(Dataset excerpt)
****************************************

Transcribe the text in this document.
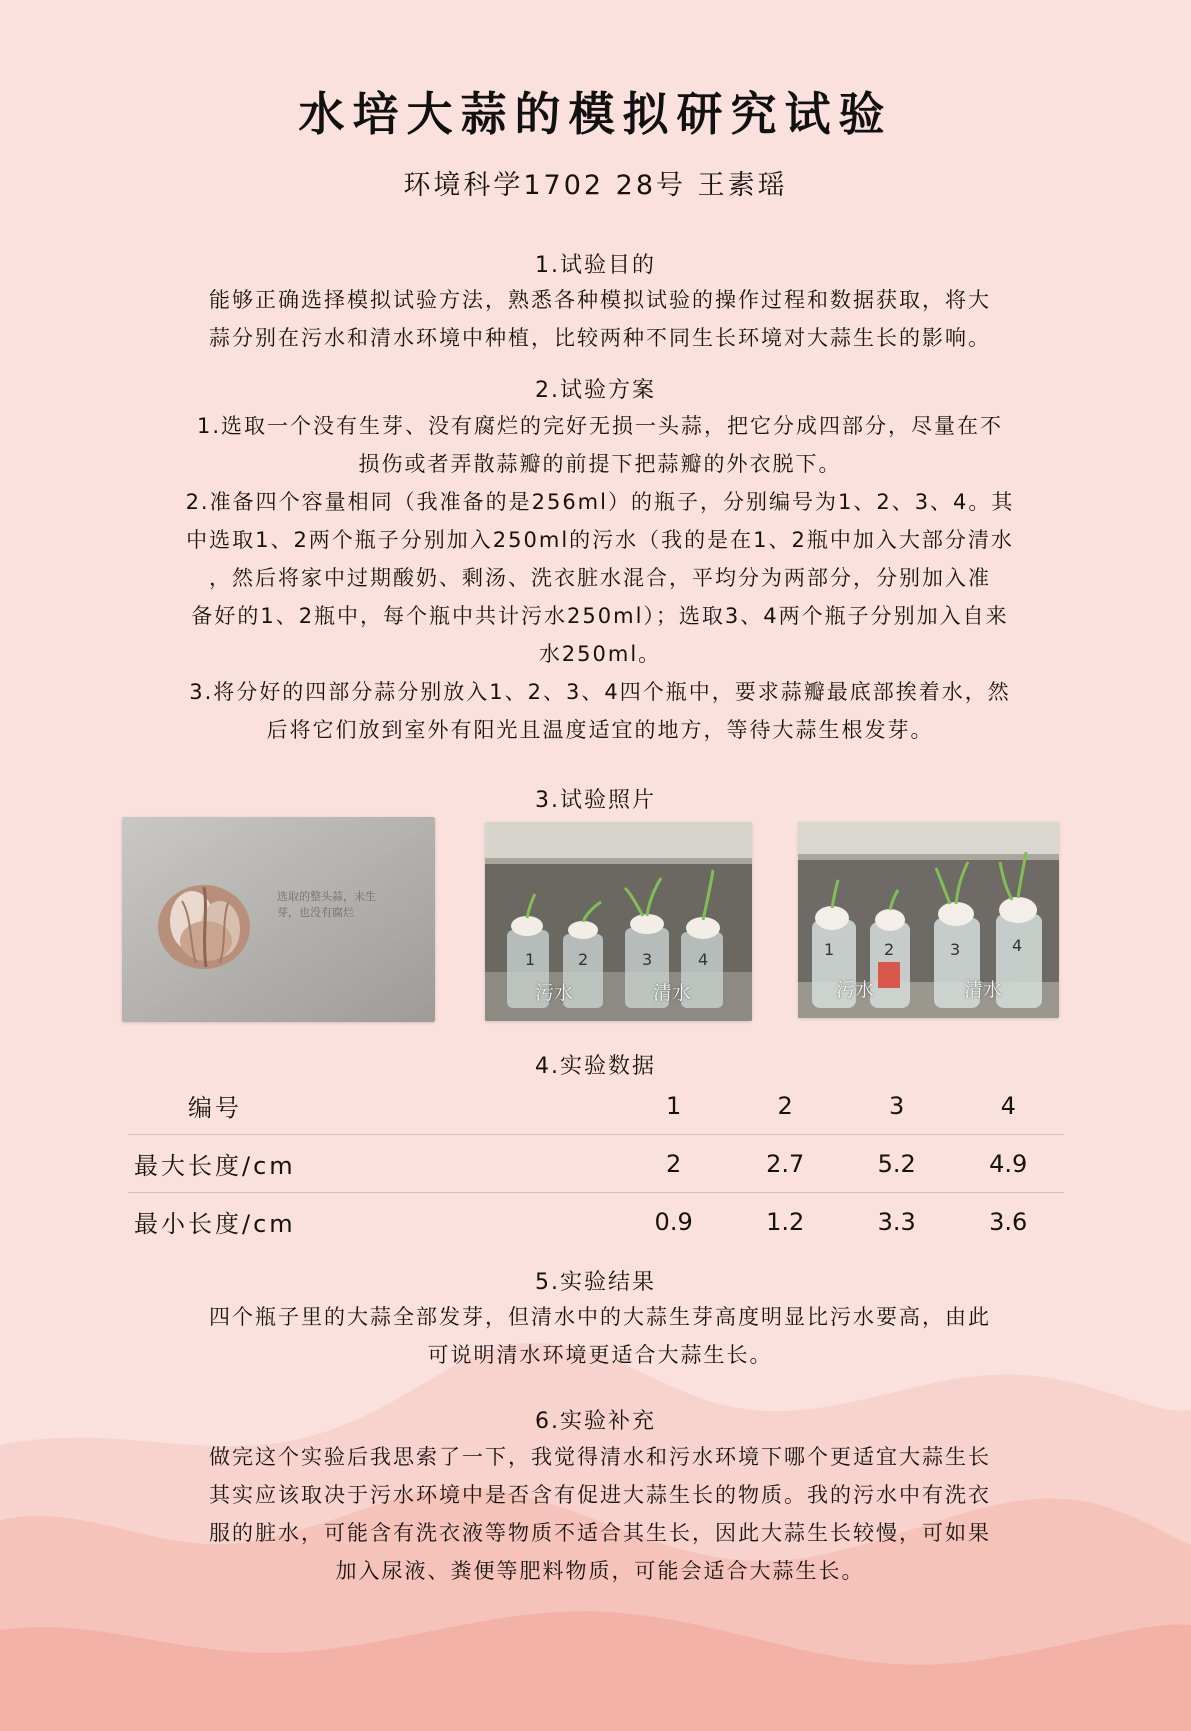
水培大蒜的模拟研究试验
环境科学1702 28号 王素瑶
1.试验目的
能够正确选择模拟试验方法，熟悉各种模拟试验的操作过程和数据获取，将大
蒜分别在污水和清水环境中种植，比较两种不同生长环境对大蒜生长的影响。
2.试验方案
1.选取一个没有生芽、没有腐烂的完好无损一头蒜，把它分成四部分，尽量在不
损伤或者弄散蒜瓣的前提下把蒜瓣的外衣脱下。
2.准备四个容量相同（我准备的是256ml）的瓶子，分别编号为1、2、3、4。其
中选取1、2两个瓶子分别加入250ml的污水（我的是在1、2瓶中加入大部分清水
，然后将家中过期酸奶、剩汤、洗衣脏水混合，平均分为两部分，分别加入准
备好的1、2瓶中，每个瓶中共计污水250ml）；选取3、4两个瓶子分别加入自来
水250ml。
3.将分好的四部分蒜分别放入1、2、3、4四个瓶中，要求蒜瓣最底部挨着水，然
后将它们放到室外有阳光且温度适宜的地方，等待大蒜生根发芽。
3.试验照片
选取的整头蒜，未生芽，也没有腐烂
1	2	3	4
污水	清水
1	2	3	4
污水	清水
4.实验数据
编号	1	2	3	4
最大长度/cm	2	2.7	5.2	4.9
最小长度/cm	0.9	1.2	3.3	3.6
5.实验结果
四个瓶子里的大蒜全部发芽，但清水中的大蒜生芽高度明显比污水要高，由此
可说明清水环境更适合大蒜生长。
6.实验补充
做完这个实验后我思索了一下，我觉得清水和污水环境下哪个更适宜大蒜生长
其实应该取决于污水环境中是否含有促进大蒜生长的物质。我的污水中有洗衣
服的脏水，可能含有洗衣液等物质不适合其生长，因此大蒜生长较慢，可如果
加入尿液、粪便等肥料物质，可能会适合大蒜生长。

****************************************

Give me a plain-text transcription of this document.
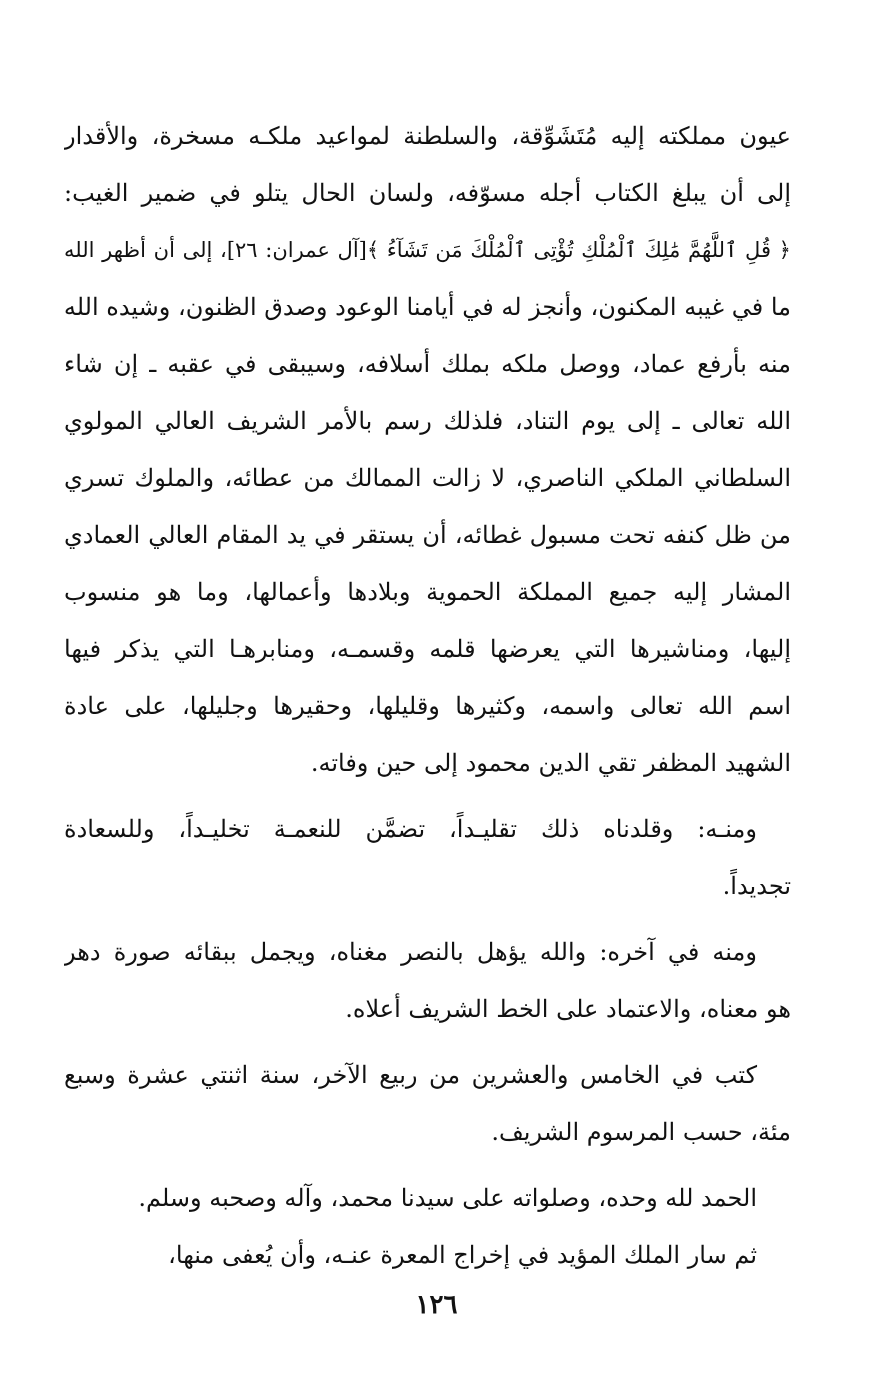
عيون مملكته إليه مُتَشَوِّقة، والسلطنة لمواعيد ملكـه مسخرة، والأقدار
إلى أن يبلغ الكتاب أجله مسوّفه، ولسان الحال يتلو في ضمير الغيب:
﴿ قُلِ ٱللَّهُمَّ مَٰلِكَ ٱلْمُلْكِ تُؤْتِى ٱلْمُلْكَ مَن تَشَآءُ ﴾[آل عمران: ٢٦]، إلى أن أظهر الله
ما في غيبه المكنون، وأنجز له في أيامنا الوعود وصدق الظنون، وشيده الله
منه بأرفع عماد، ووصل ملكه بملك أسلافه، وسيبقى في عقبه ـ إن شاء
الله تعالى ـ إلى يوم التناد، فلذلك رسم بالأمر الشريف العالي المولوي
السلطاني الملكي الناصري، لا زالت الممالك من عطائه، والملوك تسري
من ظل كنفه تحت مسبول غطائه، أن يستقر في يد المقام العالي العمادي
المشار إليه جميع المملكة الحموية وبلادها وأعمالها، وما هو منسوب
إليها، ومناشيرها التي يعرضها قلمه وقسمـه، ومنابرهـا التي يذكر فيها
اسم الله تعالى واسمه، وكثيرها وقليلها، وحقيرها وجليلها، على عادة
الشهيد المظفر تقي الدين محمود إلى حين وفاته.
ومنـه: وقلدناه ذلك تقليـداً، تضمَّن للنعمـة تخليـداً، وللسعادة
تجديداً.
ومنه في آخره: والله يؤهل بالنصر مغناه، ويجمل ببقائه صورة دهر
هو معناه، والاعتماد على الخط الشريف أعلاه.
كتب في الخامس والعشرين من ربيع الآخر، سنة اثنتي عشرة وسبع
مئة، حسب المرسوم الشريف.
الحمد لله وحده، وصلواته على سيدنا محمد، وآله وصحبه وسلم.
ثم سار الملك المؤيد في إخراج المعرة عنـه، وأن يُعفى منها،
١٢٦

****************************************

INSTRUCTIONS TO FOLLOW
Each line that has the word "العالي" should be copied.

WRITTEN SOLUTION
الله تعالى ـ إلى يوم التناد، فلذلك رسم بالأمر الشريف العالي المولوي
من ظل كنفه تحت مسبول غطائه، أن يستقر في يد المقام العالي العمادي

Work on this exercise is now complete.